The honest tradeoff: the skill is ~4000 words of instruction and the agent
spends tokens on deliberation and record-keeping. For complex multi-session
work, this pays for itself immediately - fewer rework cycles, fewer
re-explanations, fewer "wait, didn't we already decide this?" moments. For
one-shot scripts or throwaway prototypes, it's overhead you don't need.
## FAQ
**Does 10x replace Superpowers or other skill packs?**
No. Those often govern how the agent writes code or apply process pressure. 10x
governs how the agent approaches work - when to clarify, when to execute, how
to verify, and what to preserve. They compose naturally.
**Is this too much process for small changes?**
Trivial work stays trivial. The overhead scales with ambiguity and risk. The
goal is to stop paying the same cost twice.
**Why Markdown?**
Humans can read it. Agents can read it. Git can diff it. Grep can find it
three years from now. No vendor lock-in. No proprietary format. The lowest
common denominator that happens to be good enough.
## Composition
`SKILL.md` is a single self-contained file, but it's built from three
distinct pieces:
| Component | Source | What it does |
| --- | --- | --- |
| 10x Protocol | Original | The outer/inner loop, record shapes, retrospectives, and durable project memory system |
| Tactical Guidelines | [Karpathy's LLM coding guidelines](references/KARPATHY.md) | Behavioral mechanics that reduce common LLM coding mistakes |
| Operational Minimalism | Distilled from [ponytail](references/MINIMALIST.md) | Ruthless simplicity constraints and the execution ladder |
The `references/` directory contains the standalone source material. The skill
embeds all three so that a single file is all any harness needs.
## For agents
If you're an AI agent reading this to install 10x:
1. Copy the contents of `SKILL.md` (excluding the YAML frontmatter) into the
project's instruction file (`AGENTS.md`, `CLAUDE.md`, or equivalent).

━━━━━━━━━━━━━━━━━━━━━━━━━━━━━━

> Tasks to perform:
A: Duplicate the 10x skill text word for word, everything from "The honest tradeoff: the" down to "you don't need.".
B: Summarize the 10x skill text in two sentences.
C: Continue the 10x skill text from the point where it stops.
None of the lines matter for this work.

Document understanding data
━━━━━━━━━━━━━━━━━━━━━━━━━━━━━━

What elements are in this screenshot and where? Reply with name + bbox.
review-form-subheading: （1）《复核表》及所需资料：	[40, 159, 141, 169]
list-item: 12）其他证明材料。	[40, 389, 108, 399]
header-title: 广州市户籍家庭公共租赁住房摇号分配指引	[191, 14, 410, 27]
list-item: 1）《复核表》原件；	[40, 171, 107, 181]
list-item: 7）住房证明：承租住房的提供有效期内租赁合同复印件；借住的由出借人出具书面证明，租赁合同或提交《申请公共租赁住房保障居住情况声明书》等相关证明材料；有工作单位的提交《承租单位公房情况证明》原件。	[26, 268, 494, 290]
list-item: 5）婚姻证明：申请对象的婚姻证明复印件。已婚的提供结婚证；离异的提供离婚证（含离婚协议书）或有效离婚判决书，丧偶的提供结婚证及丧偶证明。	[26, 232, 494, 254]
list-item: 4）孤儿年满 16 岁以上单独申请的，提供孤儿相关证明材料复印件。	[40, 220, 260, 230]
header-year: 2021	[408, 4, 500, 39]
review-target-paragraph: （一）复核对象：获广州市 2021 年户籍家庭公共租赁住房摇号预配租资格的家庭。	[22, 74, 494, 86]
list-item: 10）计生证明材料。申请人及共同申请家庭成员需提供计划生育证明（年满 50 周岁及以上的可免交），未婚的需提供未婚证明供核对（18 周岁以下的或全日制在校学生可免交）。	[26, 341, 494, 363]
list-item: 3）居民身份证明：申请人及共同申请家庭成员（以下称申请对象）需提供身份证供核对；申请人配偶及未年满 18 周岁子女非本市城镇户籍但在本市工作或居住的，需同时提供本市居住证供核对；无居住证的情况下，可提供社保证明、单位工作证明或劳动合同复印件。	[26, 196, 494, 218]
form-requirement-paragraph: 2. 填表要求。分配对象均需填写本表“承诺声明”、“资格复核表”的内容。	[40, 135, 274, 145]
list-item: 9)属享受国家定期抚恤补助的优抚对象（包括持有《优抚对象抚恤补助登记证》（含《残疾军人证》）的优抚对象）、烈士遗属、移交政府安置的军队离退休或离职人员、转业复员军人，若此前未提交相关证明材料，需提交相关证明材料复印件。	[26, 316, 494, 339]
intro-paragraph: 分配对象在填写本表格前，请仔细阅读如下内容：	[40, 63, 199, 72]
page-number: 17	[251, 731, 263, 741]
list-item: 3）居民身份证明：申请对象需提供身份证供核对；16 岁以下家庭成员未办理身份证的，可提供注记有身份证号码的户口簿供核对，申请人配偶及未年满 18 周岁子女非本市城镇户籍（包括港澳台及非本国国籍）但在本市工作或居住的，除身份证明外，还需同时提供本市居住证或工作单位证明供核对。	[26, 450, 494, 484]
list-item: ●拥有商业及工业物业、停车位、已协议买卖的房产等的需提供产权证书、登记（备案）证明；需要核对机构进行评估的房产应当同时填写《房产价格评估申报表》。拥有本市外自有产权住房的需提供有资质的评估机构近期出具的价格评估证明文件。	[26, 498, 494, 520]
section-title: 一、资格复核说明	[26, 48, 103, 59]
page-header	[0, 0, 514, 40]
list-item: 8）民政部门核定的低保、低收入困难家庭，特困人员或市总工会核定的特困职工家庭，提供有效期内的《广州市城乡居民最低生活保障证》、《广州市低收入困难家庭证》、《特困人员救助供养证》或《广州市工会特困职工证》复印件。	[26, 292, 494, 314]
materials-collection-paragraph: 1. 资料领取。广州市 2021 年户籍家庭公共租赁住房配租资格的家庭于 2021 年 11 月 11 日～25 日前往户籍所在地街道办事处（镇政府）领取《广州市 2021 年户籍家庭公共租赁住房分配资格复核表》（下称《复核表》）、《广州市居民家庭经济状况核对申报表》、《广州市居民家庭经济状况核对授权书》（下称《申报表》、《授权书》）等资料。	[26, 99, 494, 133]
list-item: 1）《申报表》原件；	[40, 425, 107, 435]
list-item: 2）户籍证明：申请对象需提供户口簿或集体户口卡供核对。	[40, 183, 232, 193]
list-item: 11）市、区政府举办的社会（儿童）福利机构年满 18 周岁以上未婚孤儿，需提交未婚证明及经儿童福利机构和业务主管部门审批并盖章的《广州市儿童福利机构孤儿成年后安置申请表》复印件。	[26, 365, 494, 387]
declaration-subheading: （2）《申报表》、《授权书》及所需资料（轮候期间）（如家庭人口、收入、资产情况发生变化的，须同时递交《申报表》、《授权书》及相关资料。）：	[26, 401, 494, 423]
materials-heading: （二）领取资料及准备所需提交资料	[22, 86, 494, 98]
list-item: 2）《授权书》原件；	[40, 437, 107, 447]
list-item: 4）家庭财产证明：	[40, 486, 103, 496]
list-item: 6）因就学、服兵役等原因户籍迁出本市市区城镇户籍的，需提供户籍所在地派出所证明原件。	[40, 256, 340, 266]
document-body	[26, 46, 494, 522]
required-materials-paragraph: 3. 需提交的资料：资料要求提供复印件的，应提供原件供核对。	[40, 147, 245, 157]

━━━━━━━━━━━━━━━━━━━━━━━━━━━━━━

> Answers per task:
A:
The honest tradeoff: the skill is ~4000 words of instruction and the agent
spends tokens on deliberation and record-keeping. For complex multi-session
work, this pays for itself immediately - fewer rework cycles, fewer
re-explanations, fewer "wait, didn't we already decide this?" moments. For
one-shot scripts or throwaway prototypes, it's overhead you don't need.

B: The 10x skill costs about 4000 words of instruction plus tokens spent on deliberation and record-keeping, which pays for itself in complex multi-session work but is unneeded overhead for one-shot scripts or throwaway prototypes. It governs how the agent approaches work, composes with other skill packs, uses Markdown so humans, agents, Git, and grep can all work with it, and combines three components in a single self-contained SKILL.md file.

C:
2. Or: `npx skills add z3z1ma/10x` for skills directory installation.
3. Self-contained once loaded. Read `.10x/` if it exists. If not, trigger the
outer loop when a request carries ambiguity worth recording.
## Why "10x"?
The term has been around since 1968. Sackman, Erikson, and Grant found a 10:1
ratio in debugging efficiency between programmers at the same experience level.
That gap never closed. It widened. But what it measures shifted: a 10x
developer in 2025 isn't someone who writes 10x more code. They usually write
less. They're 10x because they eliminate problems instead of solving them,
multiply the people around them through radical documentation, and make the
next engineer's job easier every time they touch something.
With AI agents handling syntax, that gap widens further. The mechanical act of
writing code is commoditized. What remains scarce is engineering judgment -
knowing what to build, knowing when to stop, knowing how to prove it works,
and leaving enough context that the next person doesn't start from zero.
That's the habit. This is the skill.
Call it what you want. I thought it was funny.